**WHAT IS BEING ASKED:** Records follow. Copy every line with "Turnover".

BEGIN SUPPLIED MATERIAL

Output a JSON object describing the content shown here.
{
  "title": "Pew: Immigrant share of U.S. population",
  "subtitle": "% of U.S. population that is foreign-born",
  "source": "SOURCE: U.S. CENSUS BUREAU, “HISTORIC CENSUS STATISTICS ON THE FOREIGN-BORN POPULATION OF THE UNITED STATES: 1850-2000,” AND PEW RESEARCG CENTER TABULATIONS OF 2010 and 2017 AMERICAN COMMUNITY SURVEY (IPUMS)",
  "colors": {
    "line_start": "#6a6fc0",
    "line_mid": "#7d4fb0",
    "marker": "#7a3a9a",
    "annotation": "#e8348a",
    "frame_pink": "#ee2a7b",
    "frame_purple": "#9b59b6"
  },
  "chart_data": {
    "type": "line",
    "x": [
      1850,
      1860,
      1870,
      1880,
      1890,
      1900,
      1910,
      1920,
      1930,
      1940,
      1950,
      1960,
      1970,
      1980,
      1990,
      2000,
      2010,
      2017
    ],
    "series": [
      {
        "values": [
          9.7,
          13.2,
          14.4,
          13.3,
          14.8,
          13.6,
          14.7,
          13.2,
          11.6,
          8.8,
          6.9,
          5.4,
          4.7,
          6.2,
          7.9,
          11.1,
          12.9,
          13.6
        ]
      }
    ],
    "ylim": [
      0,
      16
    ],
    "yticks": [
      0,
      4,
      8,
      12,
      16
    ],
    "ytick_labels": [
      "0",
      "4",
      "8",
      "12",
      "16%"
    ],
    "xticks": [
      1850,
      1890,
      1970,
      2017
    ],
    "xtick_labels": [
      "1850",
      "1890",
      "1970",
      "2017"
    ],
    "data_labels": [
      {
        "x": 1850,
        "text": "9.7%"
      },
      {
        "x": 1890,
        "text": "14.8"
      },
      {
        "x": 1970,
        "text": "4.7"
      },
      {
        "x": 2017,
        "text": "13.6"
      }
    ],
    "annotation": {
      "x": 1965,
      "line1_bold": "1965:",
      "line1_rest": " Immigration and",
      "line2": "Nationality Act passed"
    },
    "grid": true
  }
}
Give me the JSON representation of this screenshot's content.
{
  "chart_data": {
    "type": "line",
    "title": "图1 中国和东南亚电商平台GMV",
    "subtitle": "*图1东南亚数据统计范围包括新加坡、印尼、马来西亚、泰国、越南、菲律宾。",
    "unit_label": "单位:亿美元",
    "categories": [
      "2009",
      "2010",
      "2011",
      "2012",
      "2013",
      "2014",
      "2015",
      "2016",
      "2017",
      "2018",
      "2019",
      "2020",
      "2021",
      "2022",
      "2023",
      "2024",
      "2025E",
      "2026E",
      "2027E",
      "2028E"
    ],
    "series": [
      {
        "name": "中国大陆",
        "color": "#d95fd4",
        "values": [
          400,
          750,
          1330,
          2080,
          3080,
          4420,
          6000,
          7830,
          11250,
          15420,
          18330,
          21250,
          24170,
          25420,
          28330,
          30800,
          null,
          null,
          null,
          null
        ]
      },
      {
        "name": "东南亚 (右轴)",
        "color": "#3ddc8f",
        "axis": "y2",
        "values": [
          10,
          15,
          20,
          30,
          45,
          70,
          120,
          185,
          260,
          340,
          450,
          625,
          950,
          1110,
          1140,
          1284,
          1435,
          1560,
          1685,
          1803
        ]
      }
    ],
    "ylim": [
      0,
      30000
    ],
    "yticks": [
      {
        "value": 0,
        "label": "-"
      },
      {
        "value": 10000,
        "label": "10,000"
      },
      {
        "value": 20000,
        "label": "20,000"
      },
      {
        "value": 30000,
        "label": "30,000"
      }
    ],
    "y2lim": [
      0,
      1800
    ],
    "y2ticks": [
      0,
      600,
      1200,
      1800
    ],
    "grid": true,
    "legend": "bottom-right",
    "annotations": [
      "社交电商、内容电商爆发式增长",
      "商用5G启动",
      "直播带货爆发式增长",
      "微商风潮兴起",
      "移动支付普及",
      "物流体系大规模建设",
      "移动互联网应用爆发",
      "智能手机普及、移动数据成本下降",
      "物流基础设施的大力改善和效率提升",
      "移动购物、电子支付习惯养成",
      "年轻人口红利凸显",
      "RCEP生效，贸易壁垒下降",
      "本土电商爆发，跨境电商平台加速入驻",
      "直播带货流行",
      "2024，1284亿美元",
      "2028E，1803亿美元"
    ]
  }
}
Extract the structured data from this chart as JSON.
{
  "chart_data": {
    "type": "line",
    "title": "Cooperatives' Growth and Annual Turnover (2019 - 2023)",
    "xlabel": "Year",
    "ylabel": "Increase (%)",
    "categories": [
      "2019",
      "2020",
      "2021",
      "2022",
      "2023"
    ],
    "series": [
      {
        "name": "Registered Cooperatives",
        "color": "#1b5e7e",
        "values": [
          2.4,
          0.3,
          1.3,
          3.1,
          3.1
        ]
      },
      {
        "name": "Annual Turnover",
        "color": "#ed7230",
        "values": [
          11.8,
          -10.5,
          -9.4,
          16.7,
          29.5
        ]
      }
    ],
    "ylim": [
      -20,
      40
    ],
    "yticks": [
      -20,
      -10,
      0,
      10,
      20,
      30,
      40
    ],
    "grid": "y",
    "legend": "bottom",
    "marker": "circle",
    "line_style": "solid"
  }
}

END SUPPLIED MATERIAL

**THE RESULT:**
    "title": "Cooperatives' Growth and Annual Turnover (2019 - 2023)",
        "name": "Annual Turnover",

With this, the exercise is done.